Goal: Carry none of the pictures over; set down the material below exactly.

Collected data entries
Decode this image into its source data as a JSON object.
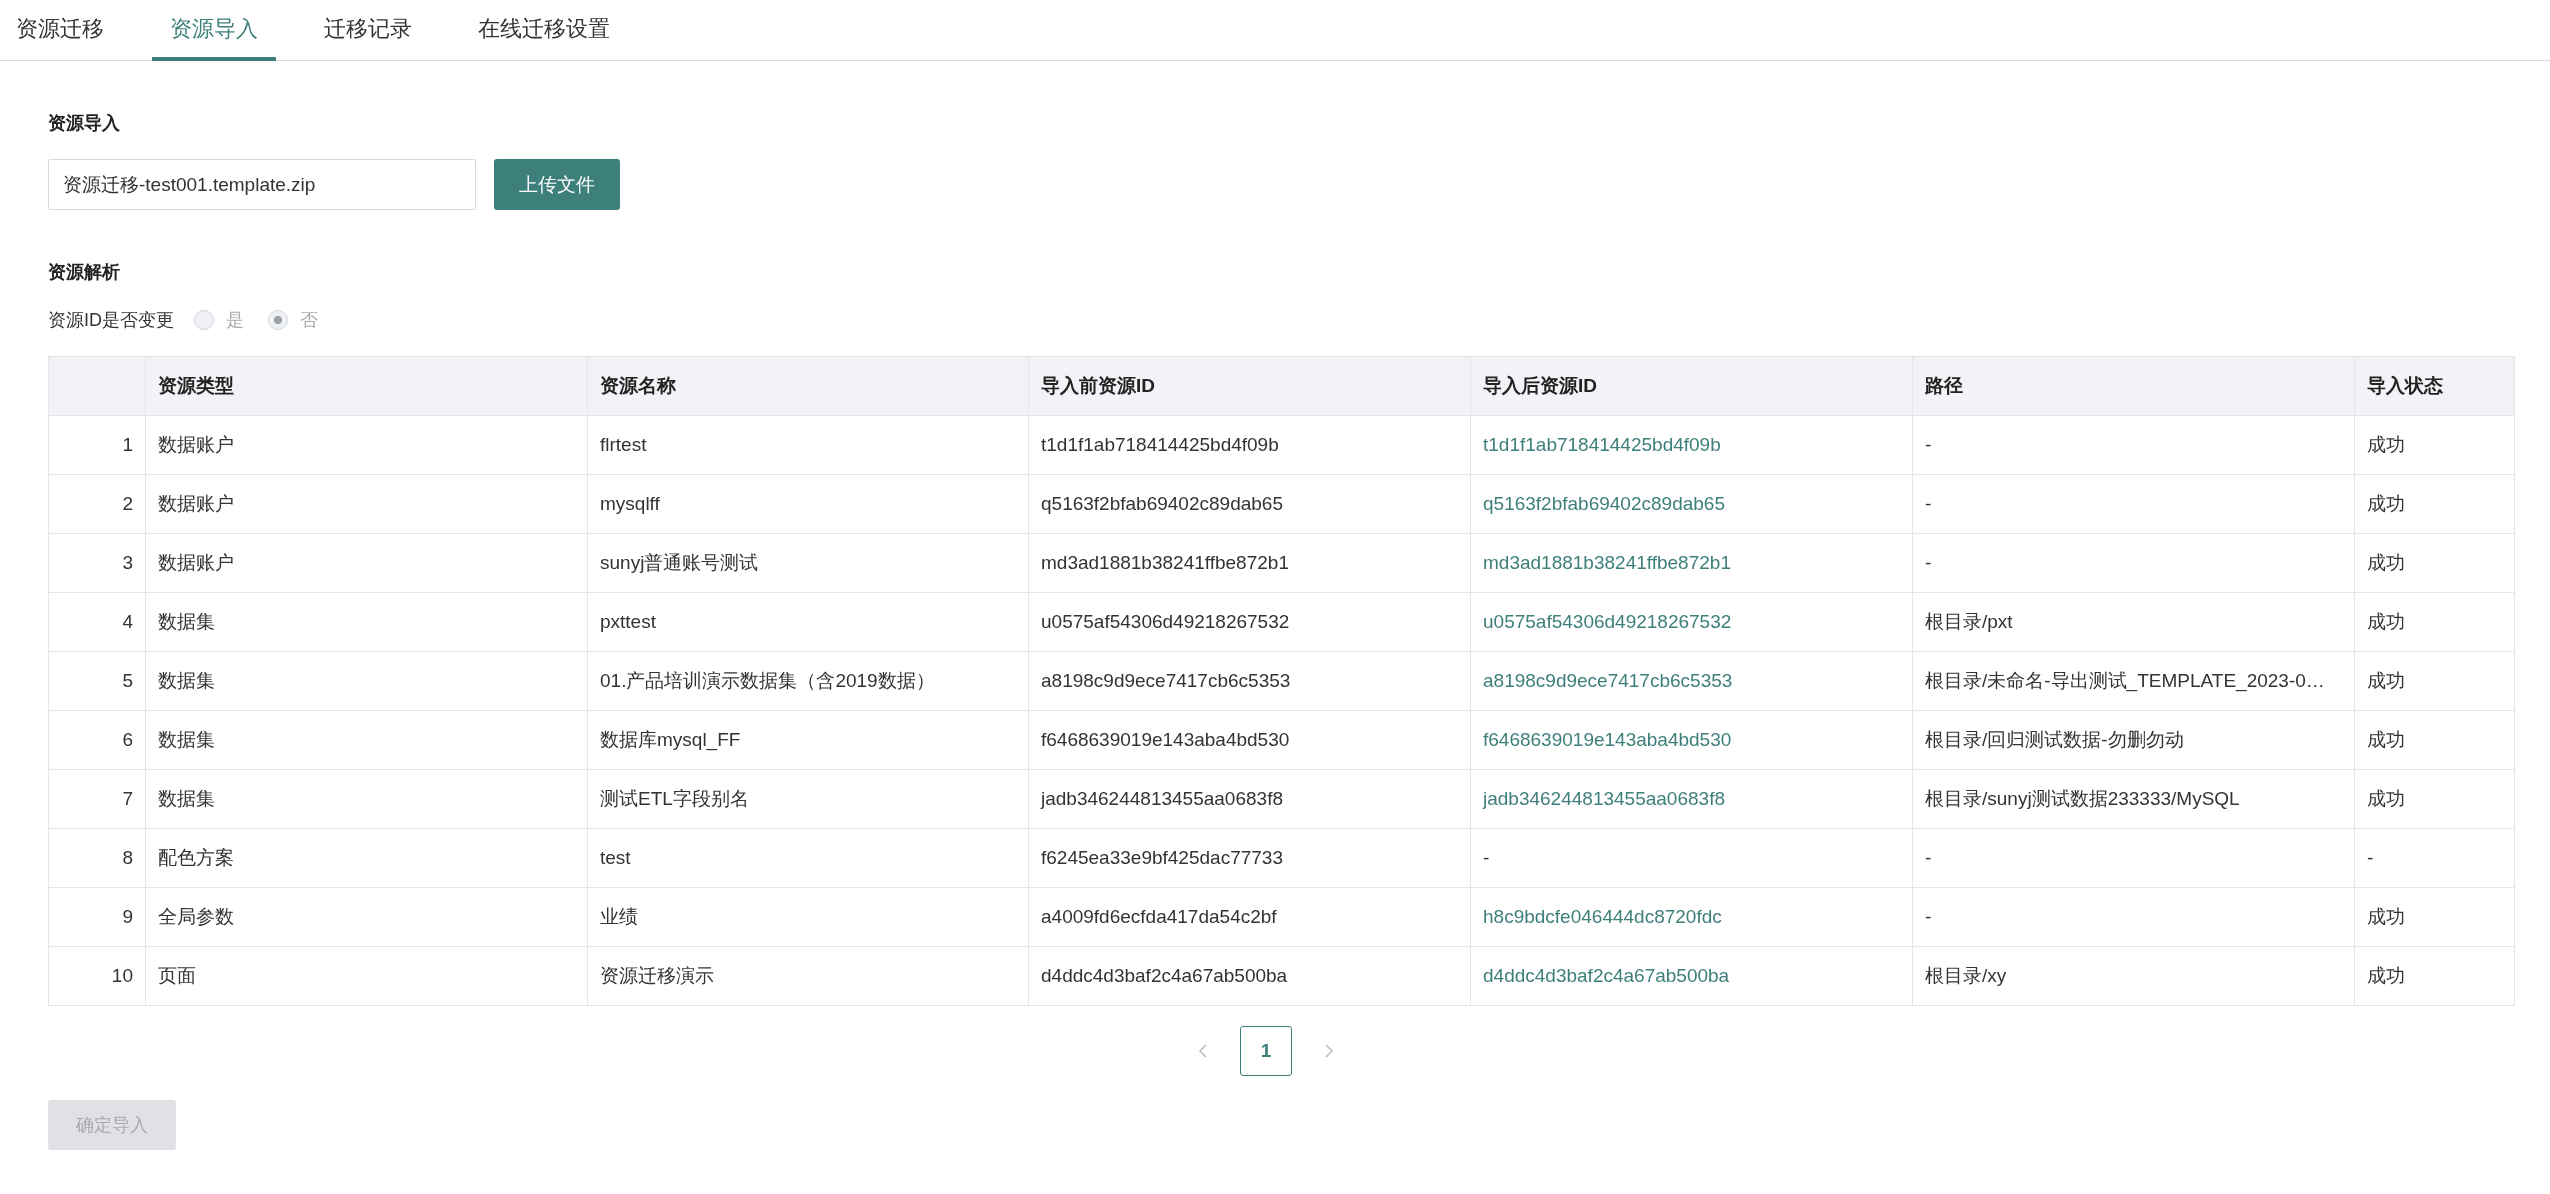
{
  "tabs": [
    {
      "label": "资源迁移",
      "selected": false
    },
    {
      "label": "资源导入",
      "selected": true
    },
    {
      "label": "迁移记录",
      "selected": false
    },
    {
      "label": "在线迁移设置",
      "selected": false
    }
  ],
  "import_section": {
    "title": "资源导入",
    "file_field": {
      "value": "资源迁移-test001.template.zip"
    },
    "upload_button": "上传文件"
  },
  "parse_section": {
    "title": "资源解析",
    "id_change": {
      "label": "资源ID是否变更",
      "disabled": true,
      "options": [
        {
          "label": "是",
          "selected": false
        },
        {
          "label": "否",
          "selected": true
        }
      ]
    }
  },
  "table": {
    "columns": [
      "资源类型",
      "资源名称",
      "导入前资源ID",
      "导入后资源ID",
      "路径",
      "导入状态"
    ],
    "rows": [
      {
        "index": "1",
        "type": "数据账户",
        "name": "flrtest",
        "before_id": "t1d1f1ab718414425bd4f09b",
        "after_id": "t1d1f1ab718414425bd4f09b",
        "linked": true,
        "path": "-",
        "status": "成功"
      },
      {
        "index": "2",
        "type": "数据账户",
        "name": "mysqlff",
        "before_id": "q5163f2bfab69402c89dab65",
        "after_id": "q5163f2bfab69402c89dab65",
        "linked": true,
        "path": "-",
        "status": "成功"
      },
      {
        "index": "3",
        "type": "数据账户",
        "name": "sunyj普通账号测试",
        "before_id": "md3ad1881b38241ffbe872b1",
        "after_id": "md3ad1881b38241ffbe872b1",
        "linked": true,
        "path": "-",
        "status": "成功"
      },
      {
        "index": "4",
        "type": "数据集",
        "name": "pxttest",
        "before_id": "u0575af54306d49218267532",
        "after_id": "u0575af54306d49218267532",
        "linked": true,
        "path": "根目录/pxt",
        "status": "成功"
      },
      {
        "index": "5",
        "type": "数据集",
        "name": "01.产品培训演示数据集（含2019数据）",
        "before_id": "a8198c9d9ece7417cb6c5353",
        "after_id": "a8198c9d9ece7417cb6c5353",
        "linked": true,
        "path": "根目录/未命名-导出测试_TEMPLATE_2023-0…",
        "status": "成功"
      },
      {
        "index": "6",
        "type": "数据集",
        "name": "数据库mysql_FF",
        "before_id": "f6468639019e143aba4bd530",
        "after_id": "f6468639019e143aba4bd530",
        "linked": true,
        "path": "根目录/回归测试数据-勿删勿动",
        "status": "成功"
      },
      {
        "index": "7",
        "type": "数据集",
        "name": "测试ETL字段别名",
        "before_id": "jadb346244813455aa0683f8",
        "after_id": "jadb346244813455aa0683f8",
        "linked": true,
        "path": "根目录/sunyj测试数据233333/MySQL",
        "status": "成功"
      },
      {
        "index": "8",
        "type": "配色方案",
        "name": "test",
        "before_id": "f6245ea33e9bf425dac77733",
        "after_id": "-",
        "linked": false,
        "path": "-",
        "status": "-"
      },
      {
        "index": "9",
        "type": "全局参数",
        "name": "业绩",
        "before_id": "a4009fd6ecfda417da54c2bf",
        "after_id": "h8c9bdcfe046444dc8720fdc",
        "linked": true,
        "path": "-",
        "status": "成功"
      },
      {
        "index": "10",
        "type": "页面",
        "name": "资源迁移演示",
        "before_id": "d4ddc4d3baf2c4a67ab500ba",
        "after_id": "d4ddc4d3baf2c4a67ab500ba",
        "linked": true,
        "path": "根目录/xy",
        "status": "成功"
      }
    ]
  },
  "pagination": {
    "prev_disabled": true,
    "next_disabled": true,
    "pages": [
      {
        "label": "1",
        "selected": true
      }
    ]
  },
  "confirm_button": {
    "label": "确定导入",
    "disabled": true
  }
}
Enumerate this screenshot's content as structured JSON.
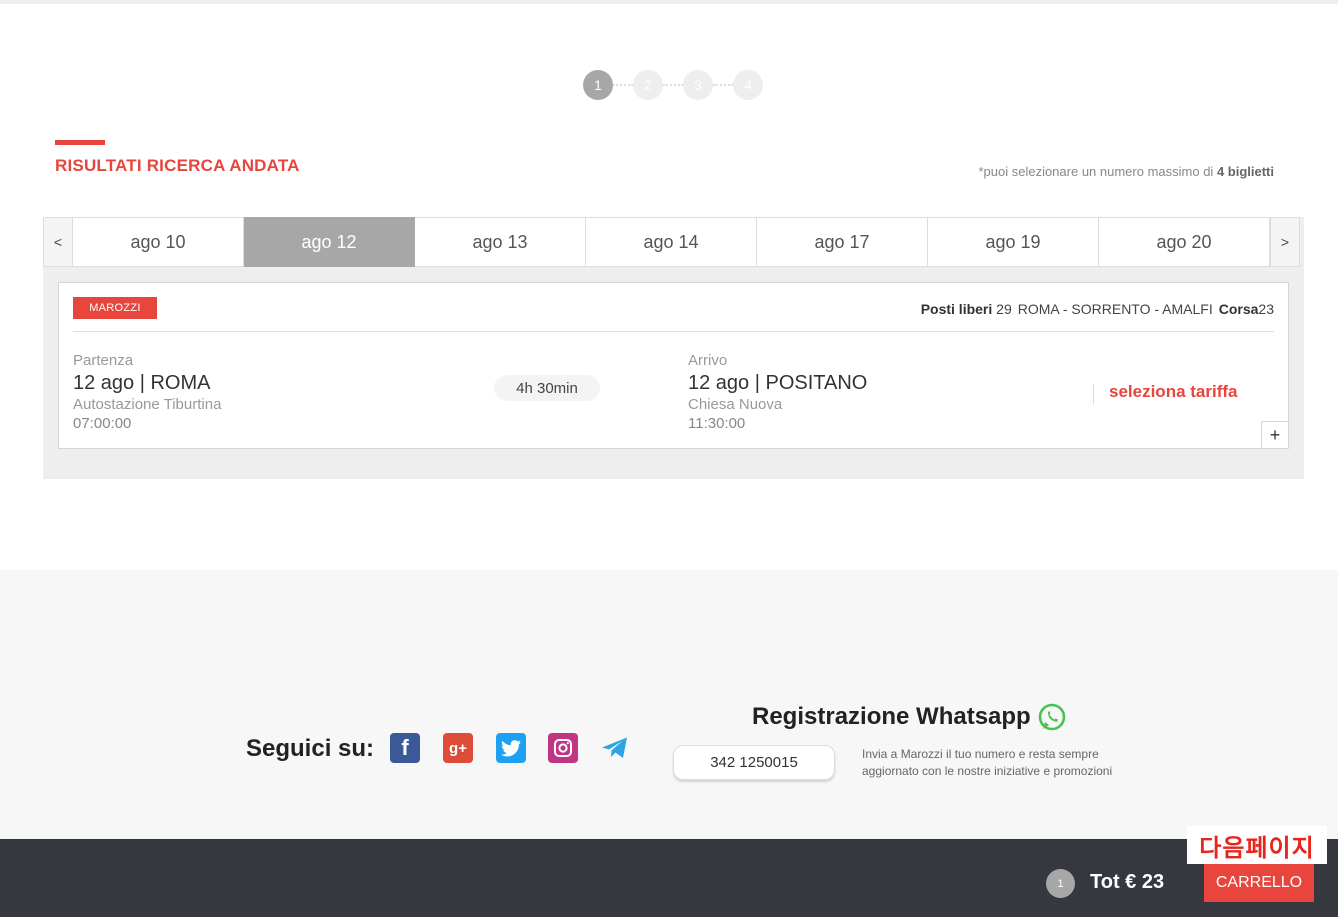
{
  "steps": [
    "1",
    "2",
    "3",
    "4"
  ],
  "active_step": 0,
  "section": {
    "title": "RISULTATI RICERCA ANDATA",
    "note_prefix": "*puoi selezionare un numero massimo di ",
    "note_bold": "4 biglietti"
  },
  "datebar": {
    "prev": "<",
    "next": ">",
    "dates": [
      "ago 10",
      "ago 12",
      "ago 13",
      "ago 14",
      "ago 17",
      "ago 19",
      "ago 20"
    ],
    "active_index": 1
  },
  "result": {
    "operator": "MAROZZI",
    "seats_label": "Posti liberi",
    "seats_value": "29",
    "route": "ROMA - SORRENTO - AMALFI",
    "run_label": "Corsa",
    "run_value": "23",
    "departure": {
      "label": "Partenza",
      "main": "12 ago | ROMA",
      "station": "Autostazione Tiburtina",
      "time": "07:00:00"
    },
    "duration": "4h 30min",
    "arrival": {
      "label": "Arrivo",
      "main": "12 ago | POSITANO",
      "station": "Chiesa Nuova",
      "time": "11:30:00"
    },
    "select_fare": "seleziona tariffa",
    "expand": "+"
  },
  "footer": {
    "follow_label": "Seguici su:",
    "social_icons": [
      "facebook-icon",
      "google-plus-icon",
      "twitter-icon",
      "instagram-icon",
      "telegram-icon"
    ],
    "whatsapp_title": "Registrazione Whatsapp",
    "whatsapp_number": "342 1250015",
    "whatsapp_desc": "Invia a Marozzi il tuo numero e resta sempre aggiornato con le nostre iniziative e promozioni"
  },
  "cart": {
    "count": "1",
    "total": "Tot € 23",
    "button": "CARRELLO"
  },
  "annotation": "다음페이지",
  "colors": {
    "accent": "#e8453c",
    "active_tab": "#a7a7a7",
    "footer_dark": "#363840"
  }
}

Expected output:
Decode this image into its source data as a JSON object.
{
  "tabs": [
    {
      "label": "资源迁移",
      "selected": false
    },
    {
      "label": "资源导入",
      "selected": true
    },
    {
      "label": "迁移记录",
      "selected": false
    },
    {
      "label": "在线迁移设置",
      "selected": false
    }
  ],
  "import_section": {
    "title": "资源导入",
    "file_field": {
      "value": "资源迁移-test001.template.zip"
    },
    "upload_button": "上传文件"
  },
  "parse_section": {
    "title": "资源解析",
    "id_change": {
      "label": "资源ID是否变更",
      "disabled": true,
      "options": [
        {
          "label": "是",
          "selected": false
        },
        {
          "label": "否",
          "selected": true
        }
      ]
    }
  },
  "table": {
    "columns": [
      "资源类型",
      "资源名称",
      "导入前资源ID",
      "导入后资源ID",
      "路径",
      "导入状态"
    ],
    "rows": [
      {
        "index": "1",
        "type": "数据账户",
        "name": "flrtest",
        "before_id": "t1d1f1ab718414425bd4f09b",
        "after_id": "t1d1f1ab718414425bd4f09b",
        "linked": true,
        "path": "-",
        "status": "成功"
      },
      {
        "index": "2",
        "type": "数据账户",
        "name": "mysqlff",
        "before_id": "q5163f2bfab69402c89dab65",
        "after_id": "q5163f2bfab69402c89dab65",
        "linked": true,
        "path": "-",
        "status": "成功"
      },
      {
        "index": "3",
        "type": "数据账户",
        "name": "sunyj普通账号测试",
        "before_id": "md3ad1881b38241ffbe872b1",
        "after_id": "md3ad1881b38241ffbe872b1",
        "linked": true,
        "path": "-",
        "status": "成功"
      },
      {
        "index": "4",
        "type": "数据集",
        "name": "pxttest",
        "before_id": "u0575af54306d49218267532",
        "after_id": "u0575af54306d49218267532",
        "linked": true,
        "path": "根目录/pxt",
        "status": "成功"
      },
      {
        "index": "5",
        "type": "数据集",
        "name": "01.产品培训演示数据集（含2019数据）",
        "before_id": "a8198c9d9ece7417cb6c5353",
        "after_id": "a8198c9d9ece7417cb6c5353",
        "linked": true,
        "path": "根目录/未命名-导出测试_TEMPLATE_2023-0…",
        "status": "成功"
      },
      {
        "index": "6",
        "type": "数据集",
        "name": "数据库mysql_FF",
        "before_id": "f6468639019e143aba4bd530",
        "after_id": "f6468639019e143aba4bd530",
        "linked": true,
        "path": "根目录/回归测试数据-勿删勿动",
        "status": "成功"
      },
      {
        "index": "7",
        "type": "数据集",
        "name": "测试ETL字段别名",
        "before_id": "jadb346244813455aa0683f8",
        "after_id": "jadb346244813455aa0683f8",
        "linked": true,
        "path": "根目录/sunyj测试数据233333/MySQL",
        "status": "成功"
      },
      {
        "index": "8",
        "type": "配色方案",
        "name": "test",
        "before_id": "f6245ea33e9bf425dac77733",
        "after_id": "-",
        "linked": false,
        "path": "-",
        "status": "-"
      },
      {
        "index": "9",
        "type": "全局参数",
        "name": "业绩",
        "before_id": "a4009fd6ecfda417da54c2bf",
        "after_id": "h8c9bdcfe046444dc8720fdc",
        "linked": true,
        "path": "-",
        "status": "成功"
      },
      {
        "index": "10",
        "type": "页面",
        "name": "资源迁移演示",
        "before_id": "d4ddc4d3baf2c4a67ab500ba",
        "after_id": "d4ddc4d3baf2c4a67ab500ba",
        "linked": true,
        "path": "根目录/xy",
        "status": "成功"
      }
    ]
  },
  "pagination": {
    "prev_disabled": true,
    "next_disabled": true,
    "pages": [
      {
        "label": "1",
        "selected": true
      }
    ]
  },
  "confirm_button": {
    "label": "确定导入",
    "disabled": true
  }
}
Enumerate this screenshot's content as structured JSON.
{
  "steps": [
    "1",
    "2",
    "3",
    "4"
  ],
  "active_step": 0,
  "section": {
    "title": "RISULTATI RICERCA ANDATA",
    "note_prefix": "*puoi selezionare un numero massimo di ",
    "note_bold": "4 biglietti"
  },
  "datebar": {
    "prev": "<",
    "next": ">",
    "dates": [
      "ago 10",
      "ago 12",
      "ago 13",
      "ago 14",
      "ago 17",
      "ago 19",
      "ago 20"
    ],
    "active_index": 1
  },
  "result": {
    "operator": "MAROZZI",
    "seats_label": "Posti liberi",
    "seats_value": "29",
    "route": "ROMA - SORRENTO - AMALFI",
    "run_label": "Corsa",
    "run_value": "23",
    "departure": {
      "label": "Partenza",
      "main": "12 ago | ROMA",
      "station": "Autostazione Tiburtina",
      "time": "07:00:00"
    },
    "duration": "4h 30min",
    "arrival": {
      "label": "Arrivo",
      "main": "12 ago | POSITANO",
      "station": "Chiesa Nuova",
      "time": "11:30:00"
    },
    "select_fare": "seleziona tariffa",
    "expand": "+"
  },
  "footer": {
    "follow_label": "Seguici su:",
    "social_icons": [
      "facebook-icon",
      "google-plus-icon",
      "twitter-icon",
      "instagram-icon",
      "telegram-icon"
    ],
    "whatsapp_title": "Registrazione Whatsapp",
    "whatsapp_number": "342 1250015",
    "whatsapp_desc": "Invia a Marozzi il tuo numero e resta sempre aggiornato con le nostre iniziative e promozioni"
  },
  "cart": {
    "count": "1",
    "total": "Tot € 23",
    "button": "CARRELLO"
  },
  "annotation": "다음페이지",
  "colors": {
    "accent": "#e8453c",
    "active_tab": "#a7a7a7",
    "footer_dark": "#363840"
  }
}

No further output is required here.